Collected data:

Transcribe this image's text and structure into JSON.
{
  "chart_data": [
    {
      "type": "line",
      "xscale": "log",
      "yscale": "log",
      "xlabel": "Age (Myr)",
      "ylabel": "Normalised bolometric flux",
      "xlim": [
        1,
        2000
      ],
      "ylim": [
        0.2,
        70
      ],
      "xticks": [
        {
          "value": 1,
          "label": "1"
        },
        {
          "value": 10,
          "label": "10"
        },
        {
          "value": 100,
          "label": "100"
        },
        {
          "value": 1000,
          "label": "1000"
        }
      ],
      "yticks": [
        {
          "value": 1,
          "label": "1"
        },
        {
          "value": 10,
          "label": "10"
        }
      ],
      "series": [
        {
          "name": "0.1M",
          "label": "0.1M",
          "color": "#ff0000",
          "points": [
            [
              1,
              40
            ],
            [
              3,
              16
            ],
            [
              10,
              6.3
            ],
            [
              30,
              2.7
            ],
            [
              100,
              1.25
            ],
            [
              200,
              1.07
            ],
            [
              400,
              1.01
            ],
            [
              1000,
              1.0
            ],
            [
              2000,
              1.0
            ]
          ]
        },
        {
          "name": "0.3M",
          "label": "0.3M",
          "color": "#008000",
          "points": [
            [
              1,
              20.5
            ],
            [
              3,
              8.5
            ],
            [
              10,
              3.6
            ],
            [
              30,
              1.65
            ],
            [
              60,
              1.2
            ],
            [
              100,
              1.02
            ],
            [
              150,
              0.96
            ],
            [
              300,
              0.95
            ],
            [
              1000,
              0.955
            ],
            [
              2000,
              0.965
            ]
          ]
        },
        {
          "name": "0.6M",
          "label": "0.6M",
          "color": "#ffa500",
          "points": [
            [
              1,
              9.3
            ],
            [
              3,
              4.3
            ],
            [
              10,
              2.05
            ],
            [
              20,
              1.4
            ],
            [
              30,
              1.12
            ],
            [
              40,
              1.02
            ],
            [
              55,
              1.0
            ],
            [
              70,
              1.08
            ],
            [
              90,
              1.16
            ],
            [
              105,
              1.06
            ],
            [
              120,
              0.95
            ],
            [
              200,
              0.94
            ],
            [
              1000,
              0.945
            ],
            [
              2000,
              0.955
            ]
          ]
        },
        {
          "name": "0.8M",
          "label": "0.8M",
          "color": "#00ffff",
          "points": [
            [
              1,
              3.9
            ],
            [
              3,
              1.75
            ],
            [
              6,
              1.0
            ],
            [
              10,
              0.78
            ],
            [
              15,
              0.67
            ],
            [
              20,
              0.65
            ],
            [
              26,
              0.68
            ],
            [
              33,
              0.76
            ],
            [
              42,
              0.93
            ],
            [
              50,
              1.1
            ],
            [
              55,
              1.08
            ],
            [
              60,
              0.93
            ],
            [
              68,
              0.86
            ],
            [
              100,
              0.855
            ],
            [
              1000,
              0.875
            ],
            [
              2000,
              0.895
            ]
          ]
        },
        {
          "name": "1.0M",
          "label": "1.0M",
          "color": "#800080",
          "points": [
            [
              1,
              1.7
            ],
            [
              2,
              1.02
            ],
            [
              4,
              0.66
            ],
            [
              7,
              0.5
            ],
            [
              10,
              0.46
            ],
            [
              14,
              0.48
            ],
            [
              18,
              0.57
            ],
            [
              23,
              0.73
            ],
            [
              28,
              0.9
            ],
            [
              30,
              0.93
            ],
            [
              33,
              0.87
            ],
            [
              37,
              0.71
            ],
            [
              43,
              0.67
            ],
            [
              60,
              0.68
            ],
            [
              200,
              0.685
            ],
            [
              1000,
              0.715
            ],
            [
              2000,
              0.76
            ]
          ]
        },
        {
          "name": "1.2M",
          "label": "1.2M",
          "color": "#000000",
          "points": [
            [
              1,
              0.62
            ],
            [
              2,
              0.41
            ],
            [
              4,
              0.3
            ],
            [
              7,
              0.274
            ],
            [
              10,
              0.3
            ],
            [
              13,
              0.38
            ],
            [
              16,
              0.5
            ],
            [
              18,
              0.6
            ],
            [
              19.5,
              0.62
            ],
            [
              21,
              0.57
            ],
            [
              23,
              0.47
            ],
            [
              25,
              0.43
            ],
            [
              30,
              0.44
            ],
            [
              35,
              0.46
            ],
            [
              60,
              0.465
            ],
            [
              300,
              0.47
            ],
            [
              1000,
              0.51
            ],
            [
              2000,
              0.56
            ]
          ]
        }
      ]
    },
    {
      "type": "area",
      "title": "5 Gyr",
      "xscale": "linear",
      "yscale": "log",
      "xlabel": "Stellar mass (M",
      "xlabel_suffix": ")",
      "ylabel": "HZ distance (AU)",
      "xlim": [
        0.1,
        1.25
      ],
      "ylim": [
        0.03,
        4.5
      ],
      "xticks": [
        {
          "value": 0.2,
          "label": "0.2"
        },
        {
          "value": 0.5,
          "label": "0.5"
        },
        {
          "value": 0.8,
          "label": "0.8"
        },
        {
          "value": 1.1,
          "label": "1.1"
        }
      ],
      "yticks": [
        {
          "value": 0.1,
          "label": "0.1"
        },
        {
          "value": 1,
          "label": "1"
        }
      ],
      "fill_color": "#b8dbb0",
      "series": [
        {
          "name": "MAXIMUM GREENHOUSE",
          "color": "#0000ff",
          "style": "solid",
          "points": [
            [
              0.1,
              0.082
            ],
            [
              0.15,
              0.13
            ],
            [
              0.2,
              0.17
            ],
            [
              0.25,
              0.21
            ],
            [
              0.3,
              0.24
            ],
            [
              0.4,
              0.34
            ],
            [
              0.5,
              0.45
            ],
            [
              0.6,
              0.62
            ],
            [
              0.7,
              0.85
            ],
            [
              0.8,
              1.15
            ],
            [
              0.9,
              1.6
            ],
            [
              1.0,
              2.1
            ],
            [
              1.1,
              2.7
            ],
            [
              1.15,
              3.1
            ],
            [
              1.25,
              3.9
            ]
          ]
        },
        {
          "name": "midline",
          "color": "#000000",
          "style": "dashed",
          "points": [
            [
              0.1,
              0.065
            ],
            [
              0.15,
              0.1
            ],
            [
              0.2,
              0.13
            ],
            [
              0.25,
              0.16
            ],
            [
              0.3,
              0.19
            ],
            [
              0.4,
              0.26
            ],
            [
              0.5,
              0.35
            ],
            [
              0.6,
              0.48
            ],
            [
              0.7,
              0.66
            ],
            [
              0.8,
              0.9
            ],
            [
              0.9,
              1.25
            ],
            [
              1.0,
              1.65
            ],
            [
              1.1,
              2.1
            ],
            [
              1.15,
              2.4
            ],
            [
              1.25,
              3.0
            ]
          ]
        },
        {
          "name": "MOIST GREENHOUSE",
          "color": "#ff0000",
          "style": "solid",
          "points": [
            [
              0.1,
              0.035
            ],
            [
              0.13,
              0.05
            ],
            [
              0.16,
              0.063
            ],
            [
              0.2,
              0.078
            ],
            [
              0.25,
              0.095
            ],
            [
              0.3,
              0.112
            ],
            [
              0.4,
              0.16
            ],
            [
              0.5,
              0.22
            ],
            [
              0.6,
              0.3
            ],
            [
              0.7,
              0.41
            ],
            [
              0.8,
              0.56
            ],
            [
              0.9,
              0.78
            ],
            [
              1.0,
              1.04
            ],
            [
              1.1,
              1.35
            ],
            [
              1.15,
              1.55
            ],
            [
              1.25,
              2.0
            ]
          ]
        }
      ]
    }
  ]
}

▸ What this task involves: Copy out the whole listing exactly.

▸ Response:
Transcribe this image's text and structure into JSON.
{
  "chart_data": [
    {
      "type": "line",
      "xscale": "log",
      "yscale": "log",
      "xlabel": "Age (Myr)",
      "ylabel": "Normalised bolometric flux",
      "xlim": [
        1,
        2000
      ],
      "ylim": [
        0.2,
        70
      ],
      "xticks": [
        {
          "value": 1,
          "label": "1"
        },
        {
          "value": 10,
          "label": "10"
        },
        {
          "value": 100,
          "label": "100"
        },
        {
          "value": 1000,
          "label": "1000"
        }
      ],
      "yticks": [
        {
          "value": 1,
          "label": "1"
        },
        {
          "value": 10,
          "label": "10"
        }
      ],
      "series": [
        {
          "name": "0.1M",
          "label": "0.1M",
          "color": "#ff0000",
          "points": [
            [
              1,
              40
            ],
            [
              3,
              16
            ],
            [
              10,
              6.3
            ],
            [
              30,
              2.7
            ],
            [
              100,
              1.25
            ],
            [
              200,
              1.07
            ],
            [
              400,
              1.01
            ],
            [
              1000,
              1.0
            ],
            [
              2000,
              1.0
            ]
          ]
        },
        {
          "name": "0.3M",
          "label": "0.3M",
          "color": "#008000",
          "points": [
            [
              1,
              20.5
            ],
            [
              3,
              8.5
            ],
            [
              10,
              3.6
            ],
            [
              30,
              1.65
            ],
            [
              60,
              1.2
            ],
            [
              100,
              1.02
            ],
            [
              150,
              0.96
            ],
            [
              300,
              0.95
            ],
            [
              1000,
              0.955
            ],
            [
              2000,
              0.965
            ]
          ]
        },
        {
          "name": "0.6M",
          "label": "0.6M",
          "color": "#ffa500",
          "points": [
            [
              1,
              9.3
            ],
            [
              3,
              4.3
            ],
            [
              10,
              2.05
            ],
            [
              20,
              1.4
            ],
            [
              30,
              1.12
            ],
            [
              40,
              1.02
            ],
            [
              55,
              1.0
            ],
            [
              70,
              1.08
            ],
            [
              90,
              1.16
            ],
            [
              105,
              1.06
            ],
            [
              120,
              0.95
            ],
            [
              200,
              0.94
            ],
            [
              1000,
              0.945
            ],
            [
              2000,
              0.955
            ]
          ]
        },
        {
          "name": "0.8M",
          "label": "0.8M",
          "color": "#00ffff",
          "points": [
            [
              1,
              3.9
            ],
            [
              3,
              1.75
            ],
            [
              6,
              1.0
            ],
            [
              10,
              0.78
            ],
            [
              15,
              0.67
            ],
            [
              20,
              0.65
            ],
            [
              26,
              0.68
            ],
            [
              33,
              0.76
            ],
            [
              42,
              0.93
            ],
            [
              50,
              1.1
            ],
            [
              55,
              1.08
            ],
            [
              60,
              0.93
            ],
            [
              68,
              0.86
            ],
            [
              100,
              0.855
            ],
            [
              1000,
              0.875
            ],
            [
              2000,
              0.895
            ]
          ]
        },
        {
          "name": "1.0M",
          "label": "1.0M",
          "color": "#800080",
          "points": [
            [
              1,
              1.7
            ],
            [
              2,
              1.02
            ],
            [
              4,
              0.66
            ],
            [
              7,
              0.5
            ],
            [
              10,
              0.46
            ],
            [
              14,
              0.48
            ],
            [
              18,
              0.57
            ],
            [
              23,
              0.73
            ],
            [
              28,
              0.9
            ],
            [
              30,
              0.93
            ],
            [
              33,
              0.87
            ],
            [
              37,
              0.71
            ],
            [
              43,
              0.67
            ],
            [
              60,
              0.68
            ],
            [
              200,
              0.685
            ],
            [
              1000,
              0.715
            ],
            [
              2000,
              0.76
            ]
          ]
        },
        {
          "name": "1.2M",
          "label": "1.2M",
          "color": "#000000",
          "points": [
            [
              1,
              0.62
            ],
            [
              2,
              0.41
            ],
            [
              4,
              0.3
            ],
            [
              7,
              0.274
            ],
            [
              10,
              0.3
            ],
            [
              13,
              0.38
            ],
            [
              16,
              0.5
            ],
            [
              18,
              0.6
            ],
            [
              19.5,
              0.62
            ],
            [
              21,
              0.57
            ],
            [
              23,
              0.47
            ],
            [
              25,
              0.43
            ],
            [
              30,
              0.44
            ],
            [
              35,
              0.46
            ],
            [
              60,
              0.465
            ],
            [
              300,
              0.47
            ],
            [
              1000,
              0.51
            ],
            [
              2000,
              0.56
            ]
          ]
        }
      ]
    },
    {
      "type": "area",
      "title": "5 Gyr",
      "xscale": "linear",
      "yscale": "log",
      "xlabel": "Stellar mass (M",
      "xlabel_suffix": ")",
      "ylabel": "HZ distance (AU)",
      "xlim": [
        0.1,
        1.25
      ],
      "ylim": [
        0.03,
        4.5
      ],
      "xticks": [
        {
          "value": 0.2,
          "label": "0.2"
        },
        {
          "value": 0.5,
          "label": "0.5"
        },
        {
          "value": 0.8,
          "label": "0.8"
        },
        {
          "value": 1.1,
          "label": "1.1"
        }
      ],
      "yticks": [
        {
          "value": 0.1,
          "label": "0.1"
        },
        {
          "value": 1,
          "label": "1"
        }
      ],
      "fill_color": "#b8dbb0",
      "series": [
        {
          "name": "MAXIMUM GREENHOUSE",
          "color": "#0000ff",
          "style": "solid",
          "points": [
            [
              0.1,
              0.082
            ],
            [
              0.15,
              0.13
            ],
            [
              0.2,
              0.17
            ],
            [
              0.25,
              0.21
            ],
            [
              0.3,
              0.24
            ],
            [
              0.4,
              0.34
            ],
            [
              0.5,
              0.45
            ],
            [
              0.6,
              0.62
            ],
            [
              0.7,
              0.85
            ],
            [
              0.8,
              1.15
            ],
            [
              0.9,
              1.6
            ],
            [
              1.0,
              2.1
            ],
            [
              1.1,
              2.7
            ],
            [
              1.15,
              3.1
            ],
            [
              1.25,
              3.9
            ]
          ]
        },
        {
          "name": "midline",
          "color": "#000000",
          "style": "dashed",
          "points": [
            [
              0.1,
              0.065
            ],
            [
              0.15,
              0.1
            ],
            [
              0.2,
              0.13
            ],
            [
              0.25,
              0.16
            ],
            [
              0.3,
              0.19
            ],
            [
              0.4,
              0.26
            ],
            [
              0.5,
              0.35
            ],
            [
              0.6,
              0.48
            ],
            [
              0.7,
              0.66
            ],
            [
              0.8,
              0.9
            ],
            [
              0.9,
              1.25
            ],
            [
              1.0,
              1.65
            ],
            [
              1.1,
              2.1
            ],
            [
              1.15,
              2.4
            ],
            [
              1.25,
              3.0
            ]
          ]
        },
        {
          "name": "MOIST GREENHOUSE",
          "color": "#ff0000",
          "style": "solid",
          "points": [
            [
              0.1,
              0.035
            ],
            [
              0.13,
              0.05
            ],
            [
              0.16,
              0.063
            ],
            [
              0.2,
              0.078
            ],
            [
              0.25,
              0.095
            ],
            [
              0.3,
              0.112
            ],
            [
              0.4,
              0.16
            ],
            [
              0.5,
              0.22
            ],
            [
              0.6,
              0.3
            ],
            [
              0.7,
              0.41
            ],
            [
              0.8,
              0.56
            ],
            [
              0.9,
              0.78
            ],
            [
              1.0,
              1.04
            ],
            [
              1.1,
              1.35
            ],
            [
              1.15,
              1.55
            ],
            [
              1.25,
              2.0
            ]
          ]
        }
      ]
    }
  ]
}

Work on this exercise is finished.